▸ Work to do
All records below must be retyped exactly.

Data records
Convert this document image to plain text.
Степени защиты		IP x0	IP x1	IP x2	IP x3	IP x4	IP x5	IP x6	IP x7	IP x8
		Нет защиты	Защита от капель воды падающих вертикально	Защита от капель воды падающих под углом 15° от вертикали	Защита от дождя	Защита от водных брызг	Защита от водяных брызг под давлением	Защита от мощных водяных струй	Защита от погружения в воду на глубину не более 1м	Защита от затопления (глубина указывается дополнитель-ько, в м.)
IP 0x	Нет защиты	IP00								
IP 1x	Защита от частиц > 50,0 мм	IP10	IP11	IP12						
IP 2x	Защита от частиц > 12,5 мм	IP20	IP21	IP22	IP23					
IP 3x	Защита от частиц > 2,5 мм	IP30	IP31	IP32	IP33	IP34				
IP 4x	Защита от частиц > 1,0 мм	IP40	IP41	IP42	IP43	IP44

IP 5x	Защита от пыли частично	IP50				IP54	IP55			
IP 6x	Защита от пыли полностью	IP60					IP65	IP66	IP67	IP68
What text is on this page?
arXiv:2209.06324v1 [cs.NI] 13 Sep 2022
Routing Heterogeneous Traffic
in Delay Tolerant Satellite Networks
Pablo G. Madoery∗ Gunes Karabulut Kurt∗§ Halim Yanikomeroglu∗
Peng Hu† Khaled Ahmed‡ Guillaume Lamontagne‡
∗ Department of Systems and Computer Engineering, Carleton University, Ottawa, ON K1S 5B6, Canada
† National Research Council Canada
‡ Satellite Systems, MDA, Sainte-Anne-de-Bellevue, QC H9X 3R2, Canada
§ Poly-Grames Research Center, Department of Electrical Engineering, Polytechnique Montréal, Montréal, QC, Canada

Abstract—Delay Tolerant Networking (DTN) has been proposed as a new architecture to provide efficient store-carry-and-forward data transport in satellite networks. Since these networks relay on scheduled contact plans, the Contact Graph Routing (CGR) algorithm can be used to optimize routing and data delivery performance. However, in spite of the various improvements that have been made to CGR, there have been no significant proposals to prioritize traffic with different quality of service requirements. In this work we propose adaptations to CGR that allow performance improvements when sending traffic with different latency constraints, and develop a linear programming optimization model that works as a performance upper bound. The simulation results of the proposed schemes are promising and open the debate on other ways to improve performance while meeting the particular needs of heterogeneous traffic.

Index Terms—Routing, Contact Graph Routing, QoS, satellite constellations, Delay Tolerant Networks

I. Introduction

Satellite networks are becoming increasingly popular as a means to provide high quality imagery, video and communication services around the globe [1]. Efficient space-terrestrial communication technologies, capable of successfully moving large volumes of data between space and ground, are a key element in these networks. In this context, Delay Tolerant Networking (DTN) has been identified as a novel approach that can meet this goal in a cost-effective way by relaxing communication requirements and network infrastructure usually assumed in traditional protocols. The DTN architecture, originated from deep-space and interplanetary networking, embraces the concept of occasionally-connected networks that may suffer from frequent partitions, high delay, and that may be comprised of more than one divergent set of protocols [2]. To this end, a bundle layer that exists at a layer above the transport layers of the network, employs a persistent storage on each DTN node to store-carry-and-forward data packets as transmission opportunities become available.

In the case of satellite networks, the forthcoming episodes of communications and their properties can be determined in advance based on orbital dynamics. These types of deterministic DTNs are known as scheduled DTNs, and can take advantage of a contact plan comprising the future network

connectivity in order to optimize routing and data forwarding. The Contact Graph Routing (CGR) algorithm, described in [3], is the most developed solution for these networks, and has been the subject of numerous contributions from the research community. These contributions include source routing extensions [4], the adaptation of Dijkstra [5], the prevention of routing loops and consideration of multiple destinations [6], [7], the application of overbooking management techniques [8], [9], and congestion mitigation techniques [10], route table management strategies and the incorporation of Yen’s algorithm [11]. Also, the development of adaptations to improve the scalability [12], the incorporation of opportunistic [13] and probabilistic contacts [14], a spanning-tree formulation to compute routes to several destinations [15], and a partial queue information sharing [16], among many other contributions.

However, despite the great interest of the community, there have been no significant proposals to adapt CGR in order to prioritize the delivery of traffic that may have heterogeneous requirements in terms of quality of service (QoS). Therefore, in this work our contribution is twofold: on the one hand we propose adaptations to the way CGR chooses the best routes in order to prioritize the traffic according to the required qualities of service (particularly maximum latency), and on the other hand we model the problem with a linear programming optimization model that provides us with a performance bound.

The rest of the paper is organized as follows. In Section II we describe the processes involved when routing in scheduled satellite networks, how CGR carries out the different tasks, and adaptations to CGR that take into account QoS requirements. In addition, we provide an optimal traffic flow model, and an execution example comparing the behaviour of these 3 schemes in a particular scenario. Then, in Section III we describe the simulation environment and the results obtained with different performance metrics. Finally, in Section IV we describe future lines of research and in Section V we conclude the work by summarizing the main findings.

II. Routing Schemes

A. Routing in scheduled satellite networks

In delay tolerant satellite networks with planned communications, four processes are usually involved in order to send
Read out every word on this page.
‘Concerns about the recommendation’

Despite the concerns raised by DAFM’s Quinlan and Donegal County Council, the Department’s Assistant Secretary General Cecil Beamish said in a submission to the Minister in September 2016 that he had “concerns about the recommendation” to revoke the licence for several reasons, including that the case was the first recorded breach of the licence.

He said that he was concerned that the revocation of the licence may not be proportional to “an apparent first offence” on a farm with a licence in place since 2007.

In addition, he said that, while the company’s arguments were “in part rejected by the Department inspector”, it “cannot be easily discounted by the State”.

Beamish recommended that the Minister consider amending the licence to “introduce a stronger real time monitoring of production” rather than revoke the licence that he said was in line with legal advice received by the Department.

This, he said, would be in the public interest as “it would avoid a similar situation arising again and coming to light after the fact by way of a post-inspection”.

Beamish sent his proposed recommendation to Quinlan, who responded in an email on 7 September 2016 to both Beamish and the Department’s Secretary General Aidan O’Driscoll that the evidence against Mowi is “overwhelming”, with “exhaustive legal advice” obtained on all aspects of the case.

▸ Reply to the exercise
Convert this document image to plain text.
Степени защиты		IP x0	IP x1	IP x2	IP x3	IP x4	IP x5	IP x6	IP x7	IP x8
		Нет защиты	Защита от капель воды падающих вертикально	Защита от капель воды падающих под углом 15° от вертикали	Защита от дождя	Защита от водных брызг	Защита от водяных брызг под давлением	Защита от мощных водяных струй	Защита от погружения в воду на глубину не более 1м	Защита от затопления (глубина указывается дополнитель-ько, в м.)
IP 0x	Нет защиты	IP00								
IP 1x	Защита от частиц > 50,0 мм	IP10	IP11	IP12						
IP 2x	Защита от частиц > 12,5 мм	IP20	IP21	IP22	IP23					
IP 3x	Защита от частиц > 2,5 мм	IP30	IP31	IP32	IP33	IP34				
IP 4x	Защита от частиц > 1,0 мм	IP40	IP41	IP42	IP43	IP44

IP 5x	Защита от пыли частично	IP50				IP54	IP55			
IP 6x	Защита от пыли полностью	IP60					IP65	IP66	IP67	IP68
What text is on this page?
arXiv:2209.06324v1 [cs.NI] 13 Sep 2022
Routing Heterogeneous Traffic
in Delay Tolerant Satellite Networks
Pablo G. Madoery∗ Gunes Karabulut Kurt∗§ Halim Yanikomeroglu∗
Peng Hu† Khaled Ahmed‡ Guillaume Lamontagne‡
∗ Department of Systems and Computer Engineering, Carleton University, Ottawa, ON K1S 5B6, Canada
† National Research Council Canada
‡ Satellite Systems, MDA, Sainte-Anne-de-Bellevue, QC H9X 3R2, Canada
§ Poly-Grames Research Center, Department of Electrical Engineering, Polytechnique Montréal, Montréal, QC, Canada

Abstract—Delay Tolerant Networking (DTN) has been proposed as a new architecture to provide efficient store-carry-and-forward data transport in satellite networks. Since these networks relay on scheduled contact plans, the Contact Graph Routing (CGR) algorithm can be used to optimize routing and data delivery performance. However, in spite of the various improvements that have been made to CGR, there have been no significant proposals to prioritize traffic with different quality of service requirements. In this work we propose adaptations to CGR that allow performance improvements when sending traffic with different latency constraints, and develop a linear programming optimization model that works as a performance upper bound. The simulation results of the proposed schemes are promising and open the debate on other ways to improve performance while meeting the particular needs of heterogeneous traffic.

Index Terms—Routing, Contact Graph Routing, QoS, satellite constellations, Delay Tolerant Networks

I. Introduction

Satellite networks are becoming increasingly popular as a means to provide high quality imagery, video and communication services around the globe [1]. Efficient space-terrestrial communication technologies, capable of successfully moving large volumes of data between space and ground, are a key element in these networks. In this context, Delay Tolerant Networking (DTN) has been identified as a novel approach that can meet this goal in a cost-effective way by relaxing communication requirements and network infrastructure usually assumed in traditional protocols. The DTN architecture, originated from deep-space and interplanetary networking, embraces the concept of occasionally-connected networks that may suffer from frequent partitions, high delay, and that may be comprised of more than one divergent set of protocols [2]. To this end, a bundle layer that exists at a layer above the transport layers of the network, employs a persistent storage on each DTN node to store-carry-and-forward data packets as transmission opportunities become available.

In the case of satellite networks, the forthcoming episodes of communications and their properties can be determined in advance based on orbital dynamics. These types of deterministic DTNs are known as scheduled DTNs, and can take advantage of a contact plan comprising the future network

connectivity in order to optimize routing and data forwarding. The Contact Graph Routing (CGR) algorithm, described in [3], is the most developed solution for these networks, and has been the subject of numerous contributions from the research community. These contributions include source routing extensions [4], the adaptation of Dijkstra [5], the prevention of routing loops and consideration of multiple destinations [6], [7], the application of overbooking management techniques [8], [9], and congestion mitigation techniques [10], route table management strategies and the incorporation of Yen’s algorithm [11]. Also, the development of adaptations to improve the scalability [12], the incorporation of opportunistic [13] and probabilistic contacts [14], a spanning-tree formulation to compute routes to several destinations [15], and a partial queue information sharing [16], among many other contributions.

However, despite the great interest of the community, there have been no significant proposals to adapt CGR in order to prioritize the delivery of traffic that may have heterogeneous requirements in terms of quality of service (QoS). Therefore, in this work our contribution is twofold: on the one hand we propose adaptations to the way CGR chooses the best routes in order to prioritize the traffic according to the required qualities of service (particularly maximum latency), and on the other hand we model the problem with a linear programming optimization model that provides us with a performance bound.

The rest of the paper is organized as follows. In Section II we describe the processes involved when routing in scheduled satellite networks, how CGR carries out the different tasks, and adaptations to CGR that take into account QoS requirements. In addition, we provide an optimal traffic flow model, and an execution example comparing the behaviour of these 3 schemes in a particular scenario. Then, in Section III we describe the simulation environment and the results obtained with different performance metrics. Finally, in Section IV we describe future lines of research and in Section V we conclude the work by summarizing the main findings.

II. Routing Schemes

A. Routing in scheduled satellite networks

In delay tolerant satellite networks with planned communications, four processes are usually involved in order to send
Read out every word on this page.
‘Concerns about the recommendation’

Despite the concerns raised by DAFM’s Quinlan and Donegal County Council, the Department’s Assistant Secretary General Cecil Beamish said in a submission to the Minister in September 2016 that he had “concerns about the recommendation” to revoke the licence for several reasons, including that the case was the first recorded breach of the licence.

He said that he was concerned that the revocation of the licence may not be proportional to “an apparent first offence” on a farm with a licence in place since 2007.

In addition, he said that, while the company’s arguments were “in part rejected by the Department inspector”, it “cannot be easily discounted by the State”.

Beamish recommended that the Minister consider amending the licence to “introduce a stronger real time monitoring of production” rather than revoke the licence that he said was in line with legal advice received by the Department.

This, he said, would be in the public interest as “it would avoid a similar situation arising again and coming to light after the fact by way of a post-inspection”.

Beamish sent his proposed recommendation to Quinlan, who responded in an email on 7 September 2016 to both Beamish and the Department’s Secretary General Aidan O’Driscoll that the evidence against Mowi is “overwhelming”, with “exhaustive legal advice” obtained on all aspects of the case.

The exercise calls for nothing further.